- The exercise: Within the data that follows, how many lines carry the string "subtitle"? Give the number alone.

- Data for the task:

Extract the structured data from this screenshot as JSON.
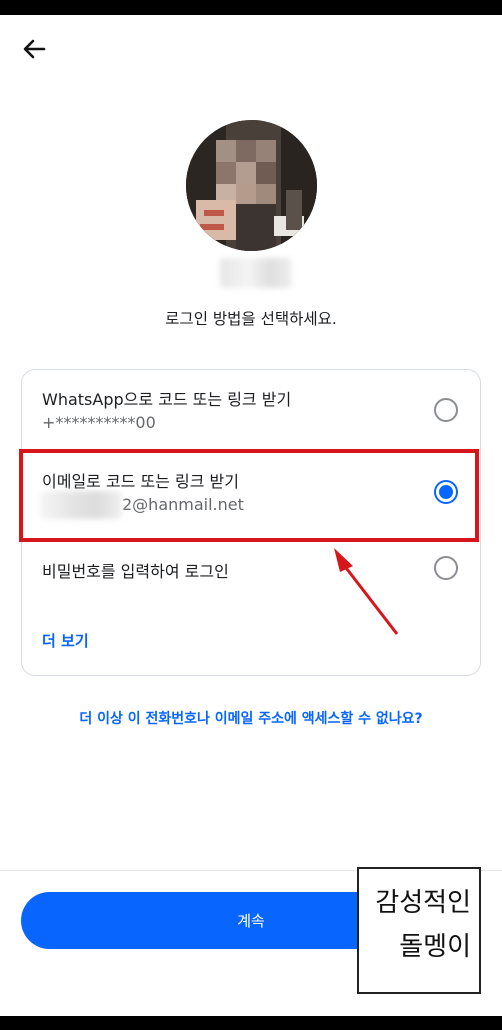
{
  "header": {
    "back_icon": "arrow-left-icon"
  },
  "profile": {
    "avatar_icon": "profile-photo",
    "name": ""
  },
  "prompt": "로그인 방법을 선택하세요.",
  "options": [
    {
      "title": "WhatsApp으로 코드 또는 링크 받기",
      "subtitle": "+**********00",
      "selected": false
    },
    {
      "title": "이메일로 코드 또는 링크 받기",
      "subtitle": "2@hanmail.net",
      "selected": true
    },
    {
      "title": "비밀번호를 입력하여 로그인",
      "subtitle": "",
      "selected": false
    }
  ],
  "more_label": "더 보기",
  "access_link": "더 이상 이 전화번호나 이메일 주소에 액세스할 수 없나요?",
  "continue_label": "계속",
  "watermark": {
    "line1": "감성적인",
    "line2": "돌멩이"
  },
  "colors": {
    "accent": "#0866ff",
    "highlight": "#d7161c"
  }
}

- Final result: 3